--- Your task ---
Count every line in the entries that contains "right". Report that count alone.

--- Entries shown ---
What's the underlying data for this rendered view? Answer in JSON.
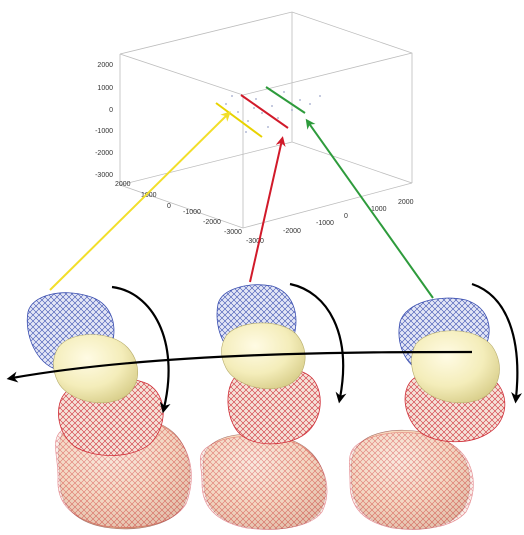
{
  "plot3d": {
    "z_ticks": [
      "2000",
      "1000",
      "0",
      "-1000",
      "-2000",
      "-3000"
    ],
    "x_ticks": [
      "2000",
      "1000",
      "0",
      "-1000",
      "-2000",
      "-3000"
    ],
    "y_ticks": [
      "-3000",
      "-2000",
      "-1000",
      "0",
      "1000",
      "2000"
    ],
    "lines": [
      {
        "name": "yellow",
        "color": "#e8d200"
      },
      {
        "name": "red",
        "color": "#d11a2a"
      },
      {
        "name": "green",
        "color": "#2e9b3c"
      }
    ]
  },
  "pointers": [
    {
      "name": "yellow-arrow",
      "color": "#f2de2a"
    },
    {
      "name": "red-arrow",
      "color": "#d11a2a"
    },
    {
      "name": "green-arrow",
      "color": "#2e9b3c"
    }
  ],
  "structures": [
    {
      "name": "left"
    },
    {
      "name": "center"
    },
    {
      "name": "right"
    }
  ],
  "colors": {
    "mesh_blue": "#3b4fb0",
    "mesh_red": "#d0303a",
    "surface_cream": "#f6f0c2",
    "surface_peach": "#f3c5a0",
    "rotation_arrow": "#000000"
  }
}
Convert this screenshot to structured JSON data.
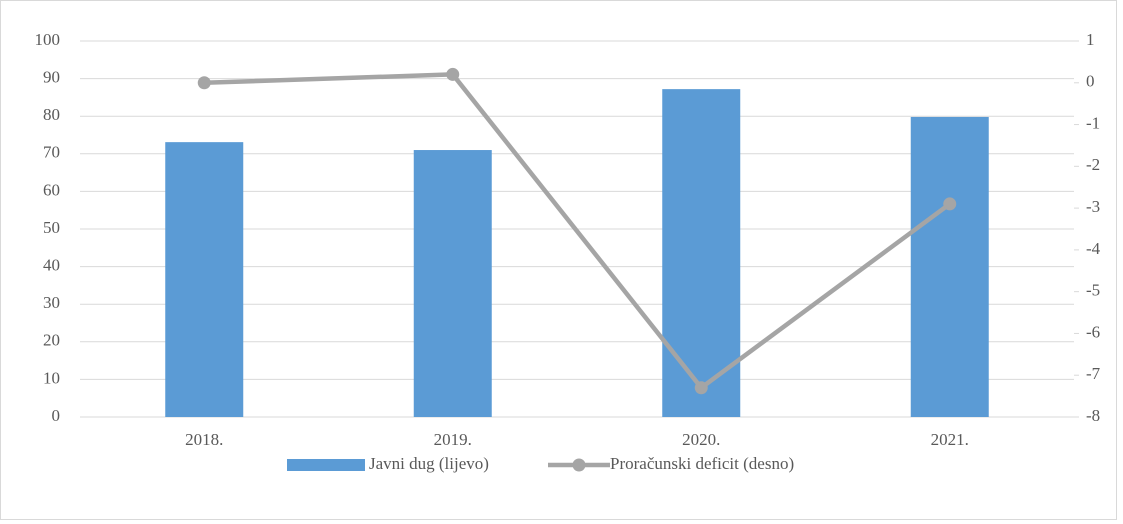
{
  "chart_data": {
    "type": "combo",
    "categories": [
      "2018.",
      "2019.",
      "2020.",
      "2021."
    ],
    "series": [
      {
        "name": "Javni dug (lijevo)",
        "type": "bar",
        "color": "#5b9bd5",
        "values": [
          73.1,
          71.0,
          87.2,
          79.8
        ]
      },
      {
        "name": "Proračunski deficit (desno)",
        "type": "line",
        "axis": "y2",
        "color": "#a5a5a5",
        "values": [
          0.0,
          0.2,
          -7.3,
          -2.9
        ]
      }
    ],
    "ylim": [
      0,
      100
    ],
    "yticks": [
      0,
      10,
      20,
      30,
      40,
      50,
      60,
      70,
      80,
      90,
      100
    ],
    "y2lim": [
      -8,
      1
    ],
    "y2ticks": [
      -8,
      -7,
      -6,
      -5,
      -4,
      -3,
      -2,
      -1,
      0,
      1
    ],
    "grid": true,
    "legend": "bottom"
  }
}
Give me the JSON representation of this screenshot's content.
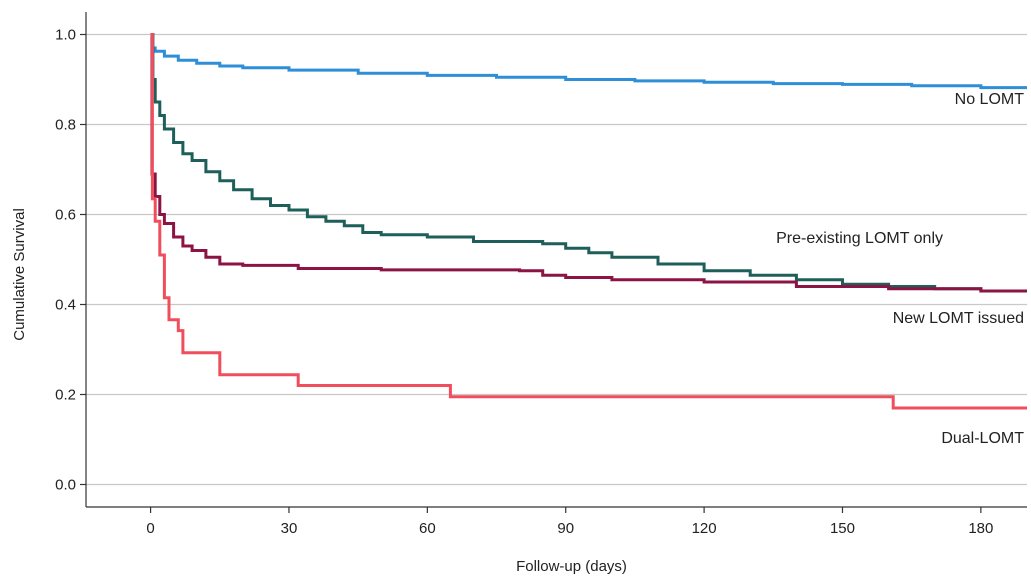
{
  "chart_data": {
    "type": "line",
    "step": true,
    "xlabel": "Follow-up (days)",
    "ylabel": "Cumulative Survival",
    "xlim": [
      -14,
      190
    ],
    "ylim": [
      -0.05,
      1.05
    ],
    "x_ticks": [
      0,
      30,
      60,
      90,
      120,
      150,
      180
    ],
    "y_ticks": [
      0.0,
      0.2,
      0.4,
      0.6,
      0.8,
      1.0
    ],
    "y_tick_labels": [
      "0.0",
      "0.2",
      "0.4",
      "0.6",
      "0.8",
      "1.0"
    ],
    "grid": "horizontal",
    "legend": "inline labels at right",
    "series": [
      {
        "name": "No LOMT",
        "color": "#2E8FD8",
        "points": [
          [
            0,
            1.0
          ],
          [
            0.3,
            0.97
          ],
          [
            1,
            0.963
          ],
          [
            3,
            0.952
          ],
          [
            6,
            0.943
          ],
          [
            10,
            0.936
          ],
          [
            15,
            0.93
          ],
          [
            20,
            0.926
          ],
          [
            30,
            0.921
          ],
          [
            45,
            0.914
          ],
          [
            60,
            0.909
          ],
          [
            75,
            0.905
          ],
          [
            90,
            0.9
          ],
          [
            105,
            0.897
          ],
          [
            120,
            0.894
          ],
          [
            135,
            0.891
          ],
          [
            150,
            0.889
          ],
          [
            165,
            0.886
          ],
          [
            180,
            0.882
          ],
          [
            190,
            0.879
          ]
        ]
      },
      {
        "name": "Pre-existing LOMT only",
        "color": "#1E5F5A",
        "points": [
          [
            0,
            1.0
          ],
          [
            0.5,
            0.9
          ],
          [
            1,
            0.85
          ],
          [
            2,
            0.82
          ],
          [
            3,
            0.79
          ],
          [
            5,
            0.76
          ],
          [
            7,
            0.735
          ],
          [
            9,
            0.72
          ],
          [
            12,
            0.695
          ],
          [
            15,
            0.675
          ],
          [
            18,
            0.655
          ],
          [
            22,
            0.635
          ],
          [
            26,
            0.62
          ],
          [
            30,
            0.61
          ],
          [
            34,
            0.595
          ],
          [
            38,
            0.585
          ],
          [
            42,
            0.575
          ],
          [
            46,
            0.56
          ],
          [
            50,
            0.555
          ],
          [
            60,
            0.55
          ],
          [
            70,
            0.54
          ],
          [
            85,
            0.535
          ],
          [
            90,
            0.525
          ],
          [
            95,
            0.515
          ],
          [
            100,
            0.505
          ],
          [
            110,
            0.49
          ],
          [
            120,
            0.475
          ],
          [
            130,
            0.465
          ],
          [
            140,
            0.455
          ],
          [
            150,
            0.445
          ],
          [
            160,
            0.44
          ],
          [
            170,
            0.435
          ],
          [
            180,
            0.43
          ],
          [
            190,
            0.428
          ]
        ]
      },
      {
        "name": "New LOMT issued",
        "color": "#8C1445",
        "points": [
          [
            0,
            1.0
          ],
          [
            0.3,
            0.69
          ],
          [
            1,
            0.64
          ],
          [
            2,
            0.6
          ],
          [
            3,
            0.58
          ],
          [
            5,
            0.55
          ],
          [
            7,
            0.53
          ],
          [
            9,
            0.52
          ],
          [
            12,
            0.505
          ],
          [
            15,
            0.49
          ],
          [
            20,
            0.487
          ],
          [
            32,
            0.48
          ],
          [
            50,
            0.477
          ],
          [
            80,
            0.475
          ],
          [
            85,
            0.465
          ],
          [
            90,
            0.46
          ],
          [
            100,
            0.455
          ],
          [
            120,
            0.45
          ],
          [
            140,
            0.44
          ],
          [
            160,
            0.435
          ],
          [
            180,
            0.43
          ],
          [
            190,
            0.432
          ]
        ]
      },
      {
        "name": "Dual-LOMT",
        "color": "#F04E5C",
        "points": [
          [
            0,
            1.0
          ],
          [
            0.4,
            0.635
          ],
          [
            1,
            0.585
          ],
          [
            2,
            0.51
          ],
          [
            3,
            0.415
          ],
          [
            4,
            0.366
          ],
          [
            6,
            0.342
          ],
          [
            7,
            0.293
          ],
          [
            15,
            0.244
          ],
          [
            32,
            0.22
          ],
          [
            65,
            0.195
          ],
          [
            161,
            0.17
          ],
          [
            190,
            0.17
          ]
        ]
      }
    ]
  }
}
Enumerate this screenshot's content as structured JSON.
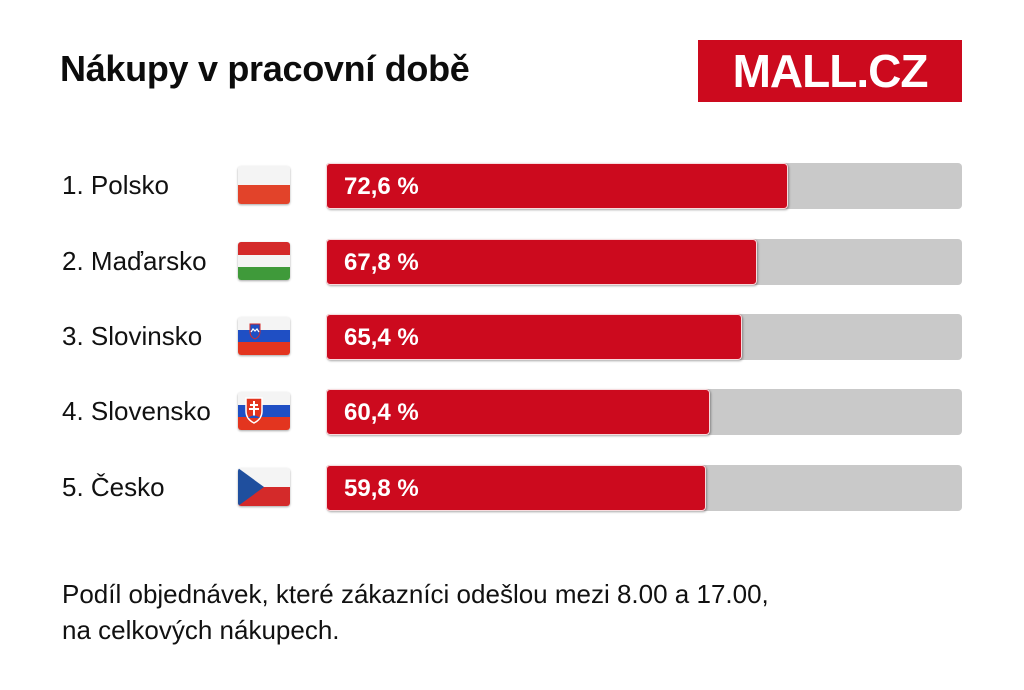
{
  "chart_data": {
    "type": "bar",
    "orientation": "horizontal",
    "title": "Nákupy v pracovní době",
    "categories": [
      "1. Polsko",
      "2. Maďarsko",
      "3. Slovinsko",
      "4. Slovensko",
      "5. Česko"
    ],
    "values": [
      72.6,
      67.8,
      65.4,
      60.4,
      59.8
    ],
    "value_labels": [
      "72,6 %",
      "67,8 %",
      "65,4 %",
      "60,4 %",
      "59,8 %"
    ],
    "flags": [
      "poland-flag-icon",
      "hungary-flag-icon",
      "slovenia-flag-icon",
      "slovakia-flag-icon",
      "czech-flag-icon"
    ],
    "xlim": [
      0,
      100
    ],
    "grid": false,
    "legend": "none",
    "bar_color": "#cc0a1e",
    "track_color": "#c9c9c9"
  },
  "logo": {
    "text": "MALL.CZ",
    "background": "#cc0a1e"
  },
  "caption": {
    "line1": "Podíl objednávek, které zákazníci odešlou mezi 8.00 a 17.00,",
    "line2": "na celkových nákupech."
  }
}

--- Full answer ---
2